### Work instructions
Work out how many lines include "Эконометрика" and answer with that number only.

(Stored records)
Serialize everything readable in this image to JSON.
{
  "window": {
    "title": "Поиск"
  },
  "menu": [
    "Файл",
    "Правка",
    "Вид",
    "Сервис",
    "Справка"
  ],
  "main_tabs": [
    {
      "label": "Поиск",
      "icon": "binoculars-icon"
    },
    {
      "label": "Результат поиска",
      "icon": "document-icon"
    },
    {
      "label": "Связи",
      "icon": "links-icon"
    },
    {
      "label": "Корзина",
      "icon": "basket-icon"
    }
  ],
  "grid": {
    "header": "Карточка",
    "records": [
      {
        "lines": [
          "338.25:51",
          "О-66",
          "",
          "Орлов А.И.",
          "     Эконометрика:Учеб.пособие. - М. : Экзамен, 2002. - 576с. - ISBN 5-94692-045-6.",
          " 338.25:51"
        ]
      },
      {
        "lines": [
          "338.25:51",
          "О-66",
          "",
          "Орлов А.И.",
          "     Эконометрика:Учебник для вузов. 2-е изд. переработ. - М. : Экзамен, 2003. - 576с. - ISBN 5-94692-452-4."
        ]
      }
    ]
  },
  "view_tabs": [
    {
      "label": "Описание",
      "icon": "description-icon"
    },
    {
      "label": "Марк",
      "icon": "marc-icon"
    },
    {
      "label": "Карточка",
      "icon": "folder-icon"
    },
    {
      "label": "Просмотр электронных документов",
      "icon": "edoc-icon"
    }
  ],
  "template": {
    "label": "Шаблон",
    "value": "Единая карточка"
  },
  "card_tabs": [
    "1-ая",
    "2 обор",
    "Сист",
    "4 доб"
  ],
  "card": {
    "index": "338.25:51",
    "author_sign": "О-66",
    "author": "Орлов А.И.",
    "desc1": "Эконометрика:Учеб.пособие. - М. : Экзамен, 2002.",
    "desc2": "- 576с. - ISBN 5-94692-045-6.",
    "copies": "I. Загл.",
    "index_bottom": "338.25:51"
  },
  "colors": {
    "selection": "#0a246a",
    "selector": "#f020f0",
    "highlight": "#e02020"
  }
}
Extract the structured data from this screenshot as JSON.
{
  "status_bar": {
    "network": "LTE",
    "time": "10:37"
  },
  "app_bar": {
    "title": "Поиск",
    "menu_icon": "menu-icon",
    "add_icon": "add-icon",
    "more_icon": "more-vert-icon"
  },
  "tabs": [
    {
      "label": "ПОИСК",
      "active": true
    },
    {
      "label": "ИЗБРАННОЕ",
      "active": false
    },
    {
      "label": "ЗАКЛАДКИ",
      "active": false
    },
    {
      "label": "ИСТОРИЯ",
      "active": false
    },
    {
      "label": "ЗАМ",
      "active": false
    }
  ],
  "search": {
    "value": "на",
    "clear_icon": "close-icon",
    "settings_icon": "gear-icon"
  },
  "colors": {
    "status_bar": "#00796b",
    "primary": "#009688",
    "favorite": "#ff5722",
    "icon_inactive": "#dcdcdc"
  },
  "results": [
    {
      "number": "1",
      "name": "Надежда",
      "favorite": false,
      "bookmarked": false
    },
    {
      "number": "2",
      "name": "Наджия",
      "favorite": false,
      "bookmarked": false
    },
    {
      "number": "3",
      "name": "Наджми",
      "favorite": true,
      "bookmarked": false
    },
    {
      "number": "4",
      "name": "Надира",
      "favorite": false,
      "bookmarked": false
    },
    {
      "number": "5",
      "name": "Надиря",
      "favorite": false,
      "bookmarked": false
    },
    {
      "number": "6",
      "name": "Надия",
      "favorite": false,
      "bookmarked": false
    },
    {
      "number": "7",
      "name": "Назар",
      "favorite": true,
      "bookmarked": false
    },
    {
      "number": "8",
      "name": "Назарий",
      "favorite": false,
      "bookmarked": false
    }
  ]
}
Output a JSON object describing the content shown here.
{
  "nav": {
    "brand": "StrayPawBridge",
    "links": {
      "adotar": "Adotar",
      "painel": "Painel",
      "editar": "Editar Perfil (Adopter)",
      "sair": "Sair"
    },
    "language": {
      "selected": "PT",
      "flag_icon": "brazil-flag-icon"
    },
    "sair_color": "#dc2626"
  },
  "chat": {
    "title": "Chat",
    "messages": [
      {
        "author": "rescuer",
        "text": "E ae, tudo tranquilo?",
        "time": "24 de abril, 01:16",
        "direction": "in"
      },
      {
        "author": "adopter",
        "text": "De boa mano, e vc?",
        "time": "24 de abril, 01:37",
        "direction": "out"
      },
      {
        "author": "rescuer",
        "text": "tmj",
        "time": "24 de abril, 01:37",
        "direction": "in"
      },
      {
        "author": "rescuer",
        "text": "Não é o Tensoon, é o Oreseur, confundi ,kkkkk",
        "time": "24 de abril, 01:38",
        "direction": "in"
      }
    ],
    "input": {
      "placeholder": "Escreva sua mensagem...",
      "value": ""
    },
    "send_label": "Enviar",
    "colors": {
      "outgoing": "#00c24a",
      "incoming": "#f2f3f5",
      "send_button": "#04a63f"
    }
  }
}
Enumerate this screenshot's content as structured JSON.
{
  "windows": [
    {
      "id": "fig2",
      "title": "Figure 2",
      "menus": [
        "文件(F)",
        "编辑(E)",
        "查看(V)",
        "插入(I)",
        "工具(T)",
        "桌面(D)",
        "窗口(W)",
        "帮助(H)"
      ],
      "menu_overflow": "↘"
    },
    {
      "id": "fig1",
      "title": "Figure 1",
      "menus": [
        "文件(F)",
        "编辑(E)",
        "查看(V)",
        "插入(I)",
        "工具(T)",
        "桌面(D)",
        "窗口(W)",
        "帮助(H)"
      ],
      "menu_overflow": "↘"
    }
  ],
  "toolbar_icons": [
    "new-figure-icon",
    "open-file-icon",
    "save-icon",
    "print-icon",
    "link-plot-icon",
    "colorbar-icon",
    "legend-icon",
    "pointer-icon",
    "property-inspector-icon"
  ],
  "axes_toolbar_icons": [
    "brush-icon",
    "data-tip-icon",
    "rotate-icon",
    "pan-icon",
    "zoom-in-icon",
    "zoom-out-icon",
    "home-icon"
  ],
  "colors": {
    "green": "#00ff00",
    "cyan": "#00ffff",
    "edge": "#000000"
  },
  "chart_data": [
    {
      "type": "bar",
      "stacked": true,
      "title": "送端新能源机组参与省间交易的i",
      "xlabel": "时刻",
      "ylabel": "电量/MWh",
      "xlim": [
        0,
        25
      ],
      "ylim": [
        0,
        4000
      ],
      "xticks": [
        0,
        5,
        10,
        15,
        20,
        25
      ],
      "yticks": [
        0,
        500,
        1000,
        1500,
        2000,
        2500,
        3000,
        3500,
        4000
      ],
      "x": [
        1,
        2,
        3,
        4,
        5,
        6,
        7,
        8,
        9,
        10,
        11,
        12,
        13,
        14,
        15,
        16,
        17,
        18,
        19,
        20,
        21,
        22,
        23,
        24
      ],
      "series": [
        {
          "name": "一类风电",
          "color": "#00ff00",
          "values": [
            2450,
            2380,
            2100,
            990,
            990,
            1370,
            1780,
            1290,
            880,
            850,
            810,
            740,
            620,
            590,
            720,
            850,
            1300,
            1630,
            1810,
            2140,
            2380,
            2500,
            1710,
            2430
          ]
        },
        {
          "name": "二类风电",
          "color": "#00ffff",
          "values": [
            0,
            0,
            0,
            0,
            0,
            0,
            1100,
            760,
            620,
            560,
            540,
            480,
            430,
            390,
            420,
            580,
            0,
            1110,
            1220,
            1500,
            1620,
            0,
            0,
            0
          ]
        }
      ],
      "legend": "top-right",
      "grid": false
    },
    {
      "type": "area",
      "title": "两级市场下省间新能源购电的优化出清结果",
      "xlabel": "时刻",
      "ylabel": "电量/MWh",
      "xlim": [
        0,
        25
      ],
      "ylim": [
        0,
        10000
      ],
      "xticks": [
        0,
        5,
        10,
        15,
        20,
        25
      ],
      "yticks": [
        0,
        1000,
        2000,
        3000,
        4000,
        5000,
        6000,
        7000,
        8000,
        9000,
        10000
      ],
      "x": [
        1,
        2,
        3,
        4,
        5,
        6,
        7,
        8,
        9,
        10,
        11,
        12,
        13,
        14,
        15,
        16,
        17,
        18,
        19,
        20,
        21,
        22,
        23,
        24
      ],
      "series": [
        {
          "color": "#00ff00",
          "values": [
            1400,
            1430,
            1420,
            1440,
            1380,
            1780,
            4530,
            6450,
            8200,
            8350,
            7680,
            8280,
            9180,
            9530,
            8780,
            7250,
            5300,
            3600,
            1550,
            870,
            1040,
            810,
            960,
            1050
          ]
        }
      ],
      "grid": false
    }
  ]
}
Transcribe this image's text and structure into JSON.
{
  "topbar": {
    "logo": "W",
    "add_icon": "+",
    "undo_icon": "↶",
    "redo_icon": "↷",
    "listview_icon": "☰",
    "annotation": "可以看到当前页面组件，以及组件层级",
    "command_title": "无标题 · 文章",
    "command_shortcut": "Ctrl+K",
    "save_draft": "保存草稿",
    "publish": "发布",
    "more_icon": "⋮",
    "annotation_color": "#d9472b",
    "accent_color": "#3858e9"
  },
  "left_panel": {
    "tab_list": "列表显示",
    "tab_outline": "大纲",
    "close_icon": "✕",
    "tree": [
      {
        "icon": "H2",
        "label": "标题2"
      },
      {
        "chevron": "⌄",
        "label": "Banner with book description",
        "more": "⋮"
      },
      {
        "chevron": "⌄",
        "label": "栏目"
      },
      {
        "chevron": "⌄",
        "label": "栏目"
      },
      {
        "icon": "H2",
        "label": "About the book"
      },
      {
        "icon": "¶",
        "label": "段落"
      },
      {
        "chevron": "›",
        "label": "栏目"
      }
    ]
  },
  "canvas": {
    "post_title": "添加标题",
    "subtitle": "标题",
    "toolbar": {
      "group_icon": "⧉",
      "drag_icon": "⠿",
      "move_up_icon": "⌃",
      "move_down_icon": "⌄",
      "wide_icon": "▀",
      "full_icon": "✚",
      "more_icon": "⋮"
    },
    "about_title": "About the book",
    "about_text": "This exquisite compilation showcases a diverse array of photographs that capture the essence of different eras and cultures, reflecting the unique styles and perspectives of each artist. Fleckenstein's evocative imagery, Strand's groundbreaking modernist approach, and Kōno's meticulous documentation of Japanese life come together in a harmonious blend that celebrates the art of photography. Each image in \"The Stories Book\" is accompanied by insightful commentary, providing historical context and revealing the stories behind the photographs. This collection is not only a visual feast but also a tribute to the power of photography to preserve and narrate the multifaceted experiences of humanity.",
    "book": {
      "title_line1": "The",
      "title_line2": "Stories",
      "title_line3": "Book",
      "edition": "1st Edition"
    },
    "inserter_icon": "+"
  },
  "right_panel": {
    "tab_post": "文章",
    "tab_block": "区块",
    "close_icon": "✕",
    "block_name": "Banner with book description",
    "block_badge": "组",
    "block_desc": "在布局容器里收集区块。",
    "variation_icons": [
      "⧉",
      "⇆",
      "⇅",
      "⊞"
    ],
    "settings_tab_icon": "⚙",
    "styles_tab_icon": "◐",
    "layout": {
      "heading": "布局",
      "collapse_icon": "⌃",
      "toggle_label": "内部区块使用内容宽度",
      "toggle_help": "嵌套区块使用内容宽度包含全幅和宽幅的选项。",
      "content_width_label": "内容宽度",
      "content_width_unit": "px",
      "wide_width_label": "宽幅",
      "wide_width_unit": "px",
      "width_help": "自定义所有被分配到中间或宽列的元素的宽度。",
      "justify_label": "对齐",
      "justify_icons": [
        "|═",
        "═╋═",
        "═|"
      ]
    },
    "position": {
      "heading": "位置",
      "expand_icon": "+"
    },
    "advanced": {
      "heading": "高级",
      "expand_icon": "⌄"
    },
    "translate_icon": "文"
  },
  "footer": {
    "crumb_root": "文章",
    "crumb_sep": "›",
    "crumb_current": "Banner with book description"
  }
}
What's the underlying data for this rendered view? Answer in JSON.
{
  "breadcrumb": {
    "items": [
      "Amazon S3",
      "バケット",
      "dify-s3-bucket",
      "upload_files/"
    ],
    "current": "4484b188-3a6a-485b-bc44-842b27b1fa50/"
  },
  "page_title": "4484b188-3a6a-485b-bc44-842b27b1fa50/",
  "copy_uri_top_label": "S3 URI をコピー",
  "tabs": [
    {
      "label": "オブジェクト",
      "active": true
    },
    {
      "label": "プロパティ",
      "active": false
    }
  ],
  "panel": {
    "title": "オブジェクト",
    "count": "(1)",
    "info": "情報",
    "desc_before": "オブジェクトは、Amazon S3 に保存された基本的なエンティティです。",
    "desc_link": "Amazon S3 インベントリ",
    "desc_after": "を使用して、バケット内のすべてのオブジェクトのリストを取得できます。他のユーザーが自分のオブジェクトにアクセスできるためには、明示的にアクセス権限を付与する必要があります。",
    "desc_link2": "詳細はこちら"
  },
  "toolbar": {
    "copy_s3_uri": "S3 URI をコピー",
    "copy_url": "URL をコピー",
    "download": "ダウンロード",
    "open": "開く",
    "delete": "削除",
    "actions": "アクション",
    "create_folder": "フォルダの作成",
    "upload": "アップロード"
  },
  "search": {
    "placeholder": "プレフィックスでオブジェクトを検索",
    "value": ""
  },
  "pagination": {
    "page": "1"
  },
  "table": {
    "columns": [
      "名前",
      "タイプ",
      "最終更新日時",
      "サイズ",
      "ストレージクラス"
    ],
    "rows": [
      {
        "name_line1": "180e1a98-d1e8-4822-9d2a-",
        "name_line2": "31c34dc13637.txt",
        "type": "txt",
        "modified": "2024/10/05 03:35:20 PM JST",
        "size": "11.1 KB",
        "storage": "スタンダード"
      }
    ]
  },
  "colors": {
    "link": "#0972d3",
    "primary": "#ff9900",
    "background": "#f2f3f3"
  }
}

### Exercise response
3